§ **TASK INSTRUCTIONS**:
Please reproduce every record, keeping each one exactly as written.
-- Begin TASK INPUT --
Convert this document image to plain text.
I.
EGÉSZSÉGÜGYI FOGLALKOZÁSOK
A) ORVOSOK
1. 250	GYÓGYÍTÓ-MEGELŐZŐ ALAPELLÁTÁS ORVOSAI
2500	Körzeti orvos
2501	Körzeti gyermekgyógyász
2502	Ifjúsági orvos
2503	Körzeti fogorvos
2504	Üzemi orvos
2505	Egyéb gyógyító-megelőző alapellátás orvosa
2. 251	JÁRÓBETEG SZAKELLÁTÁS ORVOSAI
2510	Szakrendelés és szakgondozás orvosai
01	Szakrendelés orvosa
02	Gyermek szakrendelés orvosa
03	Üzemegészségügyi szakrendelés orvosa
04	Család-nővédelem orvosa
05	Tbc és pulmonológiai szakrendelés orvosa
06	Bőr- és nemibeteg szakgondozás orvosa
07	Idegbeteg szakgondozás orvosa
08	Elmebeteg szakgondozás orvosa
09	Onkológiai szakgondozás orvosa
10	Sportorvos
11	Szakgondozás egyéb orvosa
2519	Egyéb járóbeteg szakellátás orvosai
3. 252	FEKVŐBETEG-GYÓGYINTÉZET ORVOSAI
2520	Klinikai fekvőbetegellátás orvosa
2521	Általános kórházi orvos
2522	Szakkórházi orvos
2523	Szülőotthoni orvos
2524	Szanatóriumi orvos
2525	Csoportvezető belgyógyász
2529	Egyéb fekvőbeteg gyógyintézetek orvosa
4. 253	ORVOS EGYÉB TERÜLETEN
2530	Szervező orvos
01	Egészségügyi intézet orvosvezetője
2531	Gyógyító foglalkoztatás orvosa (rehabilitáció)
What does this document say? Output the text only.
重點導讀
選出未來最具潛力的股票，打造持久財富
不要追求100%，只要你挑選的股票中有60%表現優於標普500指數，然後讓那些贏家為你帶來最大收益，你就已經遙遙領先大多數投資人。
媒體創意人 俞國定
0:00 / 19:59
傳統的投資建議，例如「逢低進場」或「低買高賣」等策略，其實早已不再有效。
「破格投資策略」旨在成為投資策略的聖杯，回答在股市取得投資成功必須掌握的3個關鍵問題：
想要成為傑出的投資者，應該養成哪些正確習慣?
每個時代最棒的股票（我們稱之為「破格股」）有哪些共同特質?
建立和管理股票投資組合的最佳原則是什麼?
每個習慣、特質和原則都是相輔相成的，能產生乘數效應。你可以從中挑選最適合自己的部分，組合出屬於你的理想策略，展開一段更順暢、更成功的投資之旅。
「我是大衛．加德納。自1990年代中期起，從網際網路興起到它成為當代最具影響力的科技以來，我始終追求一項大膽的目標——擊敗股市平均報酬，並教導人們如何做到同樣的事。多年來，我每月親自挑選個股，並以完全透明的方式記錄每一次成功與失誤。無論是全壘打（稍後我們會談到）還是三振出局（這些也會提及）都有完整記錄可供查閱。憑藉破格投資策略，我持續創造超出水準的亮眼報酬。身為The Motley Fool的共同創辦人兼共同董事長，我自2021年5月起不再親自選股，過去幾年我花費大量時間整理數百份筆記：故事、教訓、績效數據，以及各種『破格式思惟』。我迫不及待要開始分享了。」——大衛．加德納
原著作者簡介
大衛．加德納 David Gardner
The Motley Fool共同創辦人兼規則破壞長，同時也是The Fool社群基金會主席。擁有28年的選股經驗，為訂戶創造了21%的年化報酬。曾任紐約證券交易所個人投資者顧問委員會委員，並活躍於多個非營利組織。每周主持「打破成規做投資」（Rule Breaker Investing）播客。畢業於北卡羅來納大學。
-- End TASK INPUT --
§ **TASK ANSWER**:
Convert this document image to plain text.
I.
EGÉSZSÉGÜGYI FOGLALKOZÁSOK
A) ORVOSOK
1. 250	GYÓGYÍTÓ-MEGELŐZŐ ALAPELLÁTÁS ORVOSAI
2500	Körzeti orvos
2501	Körzeti gyermekgyógyász
2502	Ifjúsági orvos
2503	Körzeti fogorvos
2504	Üzemi orvos
2505	Egyéb gyógyító-megelőző alapellátás orvosa
2. 251	JÁRÓBETEG SZAKELLÁTÁS ORVOSAI
2510	Szakrendelés és szakgondozás orvosai
01	Szakrendelés orvosa
02	Gyermek szakrendelés orvosa
03	Üzemegészségügyi szakrendelés orvosa
04	Család-nővédelem orvosa
05	Tbc és pulmonológiai szakrendelés orvosa
06	Bőr- és nemibeteg szakgondozás orvosa
07	Idegbeteg szakgondozás orvosa
08	Elmebeteg szakgondozás orvosa
09	Onkológiai szakgondozás orvosa
10	Sportorvos
11	Szakgondozás egyéb orvosa
2519	Egyéb járóbeteg szakellátás orvosai
3. 252	FEKVŐBETEG-GYÓGYINTÉZET ORVOSAI
2520	Klinikai fekvőbetegellátás orvosa
2521	Általános kórházi orvos
2522	Szakkórházi orvos
2523	Szülőotthoni orvos
2524	Szanatóriumi orvos
2525	Csoportvezető belgyógyász
2529	Egyéb fekvőbeteg gyógyintézetek orvosa
4. 253	ORVOS EGYÉB TERÜLETEN
2530	Szervező orvos
01	Egészségügyi intézet orvosvezetője
2531	Gyógyító foglalkoztatás orvosa (rehabilitáció)
What does this document say? Output the text only.
重點導讀
選出未來最具潛力的股票，打造持久財富
不要追求100%，只要你挑選的股票中有60%表現優於標普500指數，然後讓那些贏家為你帶來最大收益，你就已經遙遙領先大多數投資人。
媒體創意人 俞國定
0:00 / 19:59
傳統的投資建議，例如「逢低進場」或「低買高賣」等策略，其實早已不再有效。
「破格投資策略」旨在成為投資策略的聖杯，回答在股市取得投資成功必須掌握的3個關鍵問題：
想要成為傑出的投資者，應該養成哪些正確習慣?
每個時代最棒的股票（我們稱之為「破格股」）有哪些共同特質?
建立和管理股票投資組合的最佳原則是什麼?
每個習慣、特質和原則都是相輔相成的，能產生乘數效應。你可以從中挑選最適合自己的部分，組合出屬於你的理想策略，展開一段更順暢、更成功的投資之旅。
「我是大衛．加德納。自1990年代中期起，從網際網路興起到它成為當代最具影響力的科技以來，我始終追求一項大膽的目標——擊敗股市平均報酬，並教導人們如何做到同樣的事。多年來，我每月親自挑選個股，並以完全透明的方式記錄每一次成功與失誤。無論是全壘打（稍後我們會談到）還是三振出局（這些也會提及）都有完整記錄可供查閱。憑藉破格投資策略，我持續創造超出水準的亮眼報酬。身為The Motley Fool的共同創辦人兼共同董事長，我自2021年5月起不再親自選股，過去幾年我花費大量時間整理數百份筆記：故事、教訓、績效數據，以及各種『破格式思惟』。我迫不及待要開始分享了。」——大衛．加德納
原著作者簡介
大衛．加德納 David Gardner
The Motley Fool共同創辦人兼規則破壞長，同時也是The Fool社群基金會主席。擁有28年的選股經驗，為訂戶創造了21%的年化報酬。曾任紐約證券交易所個人投資者顧問委員會委員，並活躍於多個非營利組織。每周主持「打破成規做投資」（Rule Breaker Investing）播客。畢業於北卡羅來納大學。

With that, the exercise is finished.